-- START OF Data extract --

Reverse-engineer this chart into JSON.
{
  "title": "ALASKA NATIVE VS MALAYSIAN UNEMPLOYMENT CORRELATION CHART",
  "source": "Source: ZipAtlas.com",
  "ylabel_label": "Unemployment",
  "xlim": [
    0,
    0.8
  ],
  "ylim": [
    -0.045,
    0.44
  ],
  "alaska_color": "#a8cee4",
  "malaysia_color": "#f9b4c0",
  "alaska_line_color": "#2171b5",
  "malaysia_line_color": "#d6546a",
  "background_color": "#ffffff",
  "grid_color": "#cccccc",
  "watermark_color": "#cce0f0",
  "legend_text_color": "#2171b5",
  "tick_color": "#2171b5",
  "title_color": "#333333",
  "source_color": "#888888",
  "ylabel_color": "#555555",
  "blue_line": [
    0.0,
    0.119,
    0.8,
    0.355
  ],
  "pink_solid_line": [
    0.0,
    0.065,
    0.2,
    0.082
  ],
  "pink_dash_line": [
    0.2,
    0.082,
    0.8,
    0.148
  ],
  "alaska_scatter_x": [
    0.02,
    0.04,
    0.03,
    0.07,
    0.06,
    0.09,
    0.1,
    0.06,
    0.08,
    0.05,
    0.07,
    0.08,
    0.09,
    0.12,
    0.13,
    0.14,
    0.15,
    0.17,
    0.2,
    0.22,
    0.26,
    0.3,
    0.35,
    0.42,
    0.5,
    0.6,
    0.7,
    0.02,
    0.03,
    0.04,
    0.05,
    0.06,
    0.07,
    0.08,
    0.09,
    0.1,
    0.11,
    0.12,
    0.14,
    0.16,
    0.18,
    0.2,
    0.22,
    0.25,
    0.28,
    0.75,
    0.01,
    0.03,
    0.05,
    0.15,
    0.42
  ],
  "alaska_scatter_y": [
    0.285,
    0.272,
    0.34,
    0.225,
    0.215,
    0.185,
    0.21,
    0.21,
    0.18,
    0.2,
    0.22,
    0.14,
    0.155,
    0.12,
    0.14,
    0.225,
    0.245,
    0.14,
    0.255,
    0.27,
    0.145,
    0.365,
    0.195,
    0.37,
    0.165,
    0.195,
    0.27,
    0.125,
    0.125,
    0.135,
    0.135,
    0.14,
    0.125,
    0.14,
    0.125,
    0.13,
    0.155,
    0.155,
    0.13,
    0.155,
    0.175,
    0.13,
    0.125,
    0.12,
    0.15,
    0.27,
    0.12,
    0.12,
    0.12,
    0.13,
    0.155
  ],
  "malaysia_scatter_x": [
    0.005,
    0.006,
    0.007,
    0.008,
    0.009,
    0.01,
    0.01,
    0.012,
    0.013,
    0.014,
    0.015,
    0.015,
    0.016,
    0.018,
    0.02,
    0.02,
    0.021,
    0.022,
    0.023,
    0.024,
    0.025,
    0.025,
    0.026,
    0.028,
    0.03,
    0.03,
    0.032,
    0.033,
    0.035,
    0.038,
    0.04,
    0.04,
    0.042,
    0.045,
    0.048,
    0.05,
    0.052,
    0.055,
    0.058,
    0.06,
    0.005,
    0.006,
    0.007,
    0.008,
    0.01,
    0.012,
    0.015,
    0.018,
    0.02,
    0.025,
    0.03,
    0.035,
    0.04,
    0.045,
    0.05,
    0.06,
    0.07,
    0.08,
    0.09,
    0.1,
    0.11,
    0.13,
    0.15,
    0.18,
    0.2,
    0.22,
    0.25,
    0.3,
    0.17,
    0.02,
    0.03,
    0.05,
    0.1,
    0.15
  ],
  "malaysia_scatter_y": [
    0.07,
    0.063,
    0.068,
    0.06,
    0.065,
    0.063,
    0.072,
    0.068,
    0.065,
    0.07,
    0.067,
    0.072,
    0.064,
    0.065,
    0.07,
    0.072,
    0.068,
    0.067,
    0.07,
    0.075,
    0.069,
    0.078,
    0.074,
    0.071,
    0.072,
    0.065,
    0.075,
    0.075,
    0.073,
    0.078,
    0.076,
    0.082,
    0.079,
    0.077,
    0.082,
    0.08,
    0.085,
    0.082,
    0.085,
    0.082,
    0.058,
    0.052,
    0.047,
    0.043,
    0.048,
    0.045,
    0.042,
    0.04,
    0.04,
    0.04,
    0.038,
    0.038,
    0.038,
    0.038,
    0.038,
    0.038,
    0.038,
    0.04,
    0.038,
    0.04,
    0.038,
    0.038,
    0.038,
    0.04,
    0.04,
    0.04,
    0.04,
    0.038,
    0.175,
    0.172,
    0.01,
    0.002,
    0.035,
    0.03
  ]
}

-- END OF Data extract --

• _To be done_
Write down the full listing again, exactly.

• _Written answer_
Reverse-engineer this chart into JSON.
{
  "title": "ALASKA NATIVE VS MALAYSIAN UNEMPLOYMENT CORRELATION CHART",
  "source": "Source: ZipAtlas.com",
  "ylabel_label": "Unemployment",
  "xlim": [
    0,
    0.8
  ],
  "ylim": [
    -0.045,
    0.44
  ],
  "alaska_color": "#a8cee4",
  "malaysia_color": "#f9b4c0",
  "alaska_line_color": "#2171b5",
  "malaysia_line_color": "#d6546a",
  "background_color": "#ffffff",
  "grid_color": "#cccccc",
  "watermark_color": "#cce0f0",
  "legend_text_color": "#2171b5",
  "tick_color": "#2171b5",
  "title_color": "#333333",
  "source_color": "#888888",
  "ylabel_color": "#555555",
  "blue_line": [
    0.0,
    0.119,
    0.8,
    0.355
  ],
  "pink_solid_line": [
    0.0,
    0.065,
    0.2,
    0.082
  ],
  "pink_dash_line": [
    0.2,
    0.082,
    0.8,
    0.148
  ],
  "alaska_scatter_x": [
    0.02,
    0.04,
    0.03,
    0.07,
    0.06,
    0.09,
    0.1,
    0.06,
    0.08,
    0.05,
    0.07,
    0.08,
    0.09,
    0.12,
    0.13,
    0.14,
    0.15,
    0.17,
    0.2,
    0.22,
    0.26,
    0.3,
    0.35,
    0.42,
    0.5,
    0.6,
    0.7,
    0.02,
    0.03,
    0.04,
    0.05,
    0.06,
    0.07,
    0.08,
    0.09,
    0.1,
    0.11,
    0.12,
    0.14,
    0.16,
    0.18,
    0.2,
    0.22,
    0.25,
    0.28,
    0.75,
    0.01,
    0.03,
    0.05,
    0.15,
    0.42
  ],
  "alaska_scatter_y": [
    0.285,
    0.272,
    0.34,
    0.225,
    0.215,
    0.185,
    0.21,
    0.21,
    0.18,
    0.2,
    0.22,
    0.14,
    0.155,
    0.12,
    0.14,
    0.225,
    0.245,
    0.14,
    0.255,
    0.27,
    0.145,
    0.365,
    0.195,
    0.37,
    0.165,
    0.195,
    0.27,
    0.125,
    0.125,
    0.135,
    0.135,
    0.14,
    0.125,
    0.14,
    0.125,
    0.13,
    0.155,
    0.155,
    0.13,
    0.155,
    0.175,
    0.13,
    0.125,
    0.12,
    0.15,
    0.27,
    0.12,
    0.12,
    0.12,
    0.13,
    0.155
  ],
  "malaysia_scatter_x": [
    0.005,
    0.006,
    0.007,
    0.008,
    0.009,
    0.01,
    0.01,
    0.012,
    0.013,
    0.014,
    0.015,
    0.015,
    0.016,
    0.018,
    0.02,
    0.02,
    0.021,
    0.022,
    0.023,
    0.024,
    0.025,
    0.025,
    0.026,
    0.028,
    0.03,
    0.03,
    0.032,
    0.033,
    0.035,
    0.038,
    0.04,
    0.04,
    0.042,
    0.045,
    0.048,
    0.05,
    0.052,
    0.055,
    0.058,
    0.06,
    0.005,
    0.006,
    0.007,
    0.008,
    0.01,
    0.012,
    0.015,
    0.018,
    0.02,
    0.025,
    0.03,
    0.035,
    0.04,
    0.045,
    0.05,
    0.06,
    0.07,
    0.08,
    0.09,
    0.1,
    0.11,
    0.13,
    0.15,
    0.18,
    0.2,
    0.22,
    0.25,
    0.3,
    0.17,
    0.02,
    0.03,
    0.05,
    0.1,
    0.15
  ],
  "malaysia_scatter_y": [
    0.07,
    0.063,
    0.068,
    0.06,
    0.065,
    0.063,
    0.072,
    0.068,
    0.065,
    0.07,
    0.067,
    0.072,
    0.064,
    0.065,
    0.07,
    0.072,
    0.068,
    0.067,
    0.07,
    0.075,
    0.069,
    0.078,
    0.074,
    0.071,
    0.072,
    0.065,
    0.075,
    0.075,
    0.073,
    0.078,
    0.076,
    0.082,
    0.079,
    0.077,
    0.082,
    0.08,
    0.085,
    0.082,
    0.085,
    0.082,
    0.058,
    0.052,
    0.047,
    0.043,
    0.048,
    0.045,
    0.042,
    0.04,
    0.04,
    0.04,
    0.038,
    0.038,
    0.038,
    0.038,
    0.038,
    0.038,
    0.038,
    0.04,
    0.038,
    0.04,
    0.038,
    0.038,
    0.038,
    0.04,
    0.04,
    0.04,
    0.04,
    0.038,
    0.175,
    0.172,
    0.01,
    0.002,
    0.035,
    0.03
  ]
}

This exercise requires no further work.